#### Given entries ####
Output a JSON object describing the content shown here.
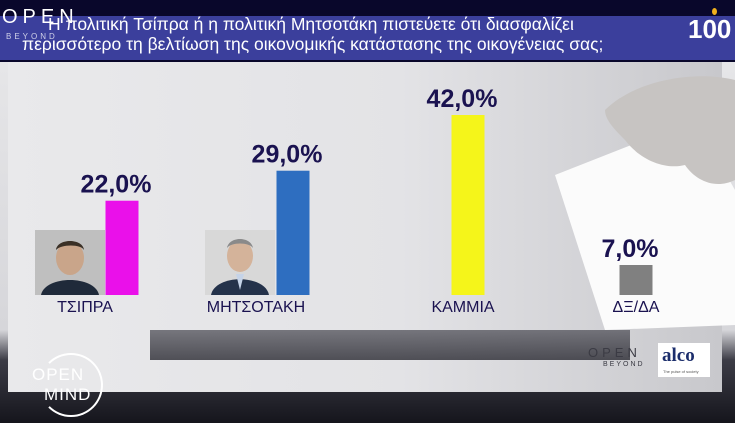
{
  "header": {
    "channel_logo": "OPEN",
    "channel_logo_sub": "BEYOND",
    "question_line1": "Η πολιτική Τσίπρα ή η πολιτική Μητσοτάκη πιστεύετε ότι διασφαλίζει",
    "question_line2": "περισσότερο τη βελτίωση της οικονομικής κατάστασης της οικογένειας σας;",
    "badge": "100"
  },
  "chart_data": {
    "type": "bar",
    "categories": [
      "ΤΣΙΠΡΑ",
      "ΜΗΤΣΟΤΑΚΗ",
      "ΚΑΜΜΙΑ",
      "ΔΞ/ΔΑ"
    ],
    "values": [
      22.0,
      29.0,
      42.0,
      7.0
    ],
    "value_labels": [
      "22,0%",
      "29,0%",
      "42,0%",
      "7,0%"
    ],
    "colors": [
      "#ea10ea",
      "#2e6ec0",
      "#f5f51a",
      "#808080"
    ],
    "ylim": [
      0,
      42
    ]
  },
  "footer": {
    "show_logo_line1": "OPEN",
    "show_logo_line2": "MIND",
    "open_logo": "OPEN",
    "open_logo_sub": "BEYOND",
    "pollster": "alco",
    "pollster_sub": "The pulse of society"
  }
}
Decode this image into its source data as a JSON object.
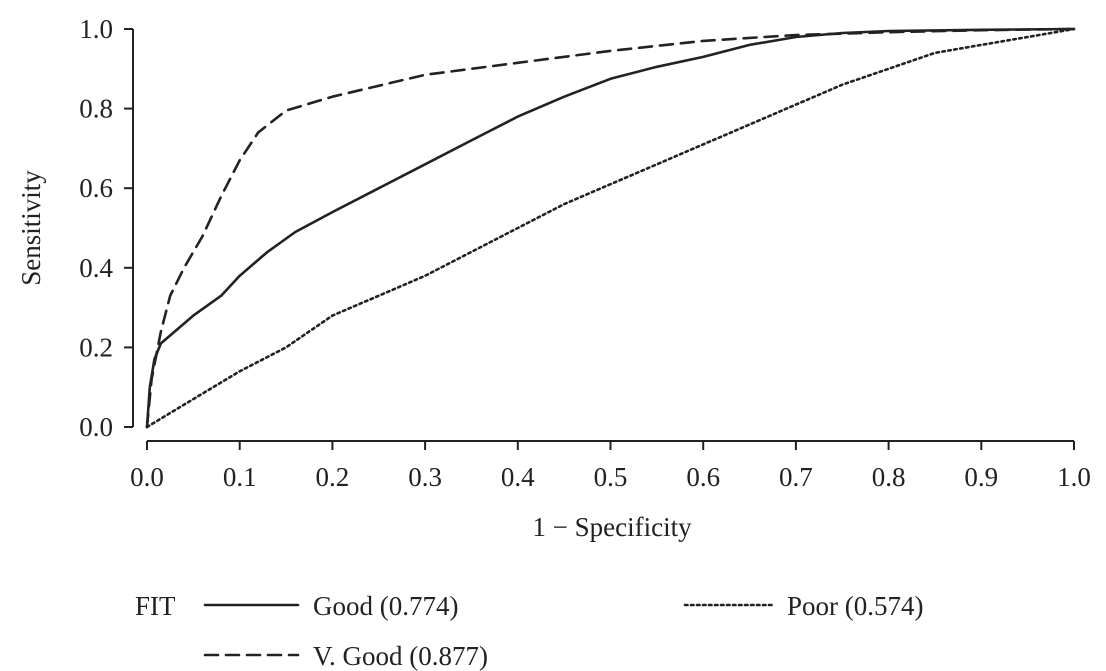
{
  "chart_data": {
    "type": "line",
    "title": "",
    "xlabel": "1 − Specificity",
    "ylabel": "Sensitivity",
    "xlim": [
      0,
      1
    ],
    "ylim": [
      0,
      1
    ],
    "xticks": [
      "0.0",
      "0.1",
      "0.2",
      "0.3",
      "0.4",
      "0.5",
      "0.6",
      "0.7",
      "0.8",
      "0.9",
      "1.0"
    ],
    "yticks": [
      "0.0",
      "0.2",
      "0.4",
      "0.6",
      "0.8",
      "1.0"
    ],
    "grid": false,
    "legend": {
      "title": "FIT",
      "placement": "bottom"
    },
    "series": [
      {
        "name": "Good (0.774)",
        "style": "solid",
        "x": [
          0.0,
          0.003,
          0.008,
          0.015,
          0.03,
          0.05,
          0.08,
          0.1,
          0.13,
          0.16,
          0.2,
          0.25,
          0.3,
          0.35,
          0.4,
          0.45,
          0.5,
          0.55,
          0.6,
          0.65,
          0.7,
          0.75,
          0.8,
          0.9,
          1.0
        ],
        "y": [
          0.0,
          0.1,
          0.17,
          0.21,
          0.24,
          0.28,
          0.33,
          0.38,
          0.44,
          0.49,
          0.54,
          0.6,
          0.66,
          0.72,
          0.78,
          0.83,
          0.875,
          0.905,
          0.93,
          0.96,
          0.98,
          0.99,
          0.995,
          0.998,
          1.0
        ]
      },
      {
        "name": "V. Good (0.877)",
        "style": "dashed",
        "x": [
          0.0,
          0.005,
          0.015,
          0.025,
          0.04,
          0.06,
          0.08,
          0.1,
          0.12,
          0.15,
          0.2,
          0.3,
          0.4,
          0.5,
          0.6,
          0.7,
          0.8,
          0.9,
          1.0
        ],
        "y": [
          0.0,
          0.12,
          0.24,
          0.33,
          0.4,
          0.48,
          0.58,
          0.67,
          0.74,
          0.795,
          0.83,
          0.885,
          0.915,
          0.945,
          0.97,
          0.985,
          0.992,
          0.997,
          1.0
        ]
      },
      {
        "name": "Poor (0.574)",
        "style": "dotted",
        "x": [
          0.0,
          0.05,
          0.1,
          0.15,
          0.2,
          0.25,
          0.3,
          0.35,
          0.4,
          0.45,
          0.5,
          0.55,
          0.6,
          0.65,
          0.7,
          0.75,
          0.8,
          0.85,
          0.9,
          0.95,
          1.0
        ],
        "y": [
          0.0,
          0.07,
          0.14,
          0.2,
          0.28,
          0.33,
          0.38,
          0.44,
          0.5,
          0.56,
          0.61,
          0.66,
          0.71,
          0.76,
          0.81,
          0.86,
          0.9,
          0.94,
          0.96,
          0.98,
          1.0
        ]
      }
    ]
  }
}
####
# Given problem:
Except for the pictures, print the data above exactly.

# Solution for this task:
Output a JSON object describing the content shown here.
{
  "header": {
    "channel_logo": "OPEN",
    "channel_logo_sub": "BEYOND",
    "question_line1": "Η πολιτική Τσίπρα ή η πολιτική Μητσοτάκη πιστεύετε ότι διασφαλίζει",
    "question_line2": "περισσότερο τη βελτίωση της οικονομικής κατάστασης της οικογένειας σας;",
    "badge": "100"
  },
  "chart_data": {
    "type": "bar",
    "categories": [
      "ΤΣΙΠΡΑ",
      "ΜΗΤΣΟΤΑΚΗ",
      "ΚΑΜΜΙΑ",
      "ΔΞ/ΔΑ"
    ],
    "values": [
      22.0,
      29.0,
      42.0,
      7.0
    ],
    "value_labels": [
      "22,0%",
      "29,0%",
      "42,0%",
      "7,0%"
    ],
    "colors": [
      "#ea10ea",
      "#2e6ec0",
      "#f5f51a",
      "#808080"
    ],
    "ylim": [
      0,
      42
    ]
  },
  "footer": {
    "show_logo_line1": "OPEN",
    "show_logo_line2": "MIND",
    "open_logo": "OPEN",
    "open_logo_sub": "BEYOND",
    "pollster": "alco",
    "pollster_sub": "The pulse of society"
  }
}
Decode this image into its source data as a JSON object.
{
  "chart_data": {
    "type": "line",
    "title": "",
    "xlabel": "1 − Specificity",
    "ylabel": "Sensitivity",
    "xlim": [
      0,
      1
    ],
    "ylim": [
      0,
      1
    ],
    "xticks": [
      "0.0",
      "0.1",
      "0.2",
      "0.3",
      "0.4",
      "0.5",
      "0.6",
      "0.7",
      "0.8",
      "0.9",
      "1.0"
    ],
    "yticks": [
      "0.0",
      "0.2",
      "0.4",
      "0.6",
      "0.8",
      "1.0"
    ],
    "grid": false,
    "legend": {
      "title": "FIT",
      "placement": "bottom"
    },
    "series": [
      {
        "name": "Good (0.774)",
        "style": "solid",
        "x": [
          0.0,
          0.003,
          0.008,
          0.015,
          0.03,
          0.05,
          0.08,
          0.1,
          0.13,
          0.16,
          0.2,
          0.25,
          0.3,
          0.35,
          0.4,
          0.45,
          0.5,
          0.55,
          0.6,
          0.65,
          0.7,
          0.75,
          0.8,
          0.9,
          1.0
        ],
        "y": [
          0.0,
          0.1,
          0.17,
          0.21,
          0.24,
          0.28,
          0.33,
          0.38,
          0.44,
          0.49,
          0.54,
          0.6,
          0.66,
          0.72,
          0.78,
          0.83,
          0.875,
          0.905,
          0.93,
          0.96,
          0.98,
          0.99,
          0.995,
          0.998,
          1.0
        ]
      },
      {
        "name": "V. Good (0.877)",
        "style": "dashed",
        "x": [
          0.0,
          0.005,
          0.015,
          0.025,
          0.04,
          0.06,
          0.08,
          0.1,
          0.12,
          0.15,
          0.2,
          0.3,
          0.4,
          0.5,
          0.6,
          0.7,
          0.8,
          0.9,
          1.0
        ],
        "y": [
          0.0,
          0.12,
          0.24,
          0.33,
          0.4,
          0.48,
          0.58,
          0.67,
          0.74,
          0.795,
          0.83,
          0.885,
          0.915,
          0.945,
          0.97,
          0.985,
          0.992,
          0.997,
          1.0
        ]
      },
      {
        "name": "Poor (0.574)",
        "style": "dotted",
        "x": [
          0.0,
          0.05,
          0.1,
          0.15,
          0.2,
          0.25,
          0.3,
          0.35,
          0.4,
          0.45,
          0.5,
          0.55,
          0.6,
          0.65,
          0.7,
          0.75,
          0.8,
          0.85,
          0.9,
          0.95,
          1.0
        ],
        "y": [
          0.0,
          0.07,
          0.14,
          0.2,
          0.28,
          0.33,
          0.38,
          0.44,
          0.5,
          0.56,
          0.61,
          0.66,
          0.71,
          0.76,
          0.81,
          0.86,
          0.9,
          0.94,
          0.96,
          0.98,
          1.0
        ]
      }
    ]
  }
}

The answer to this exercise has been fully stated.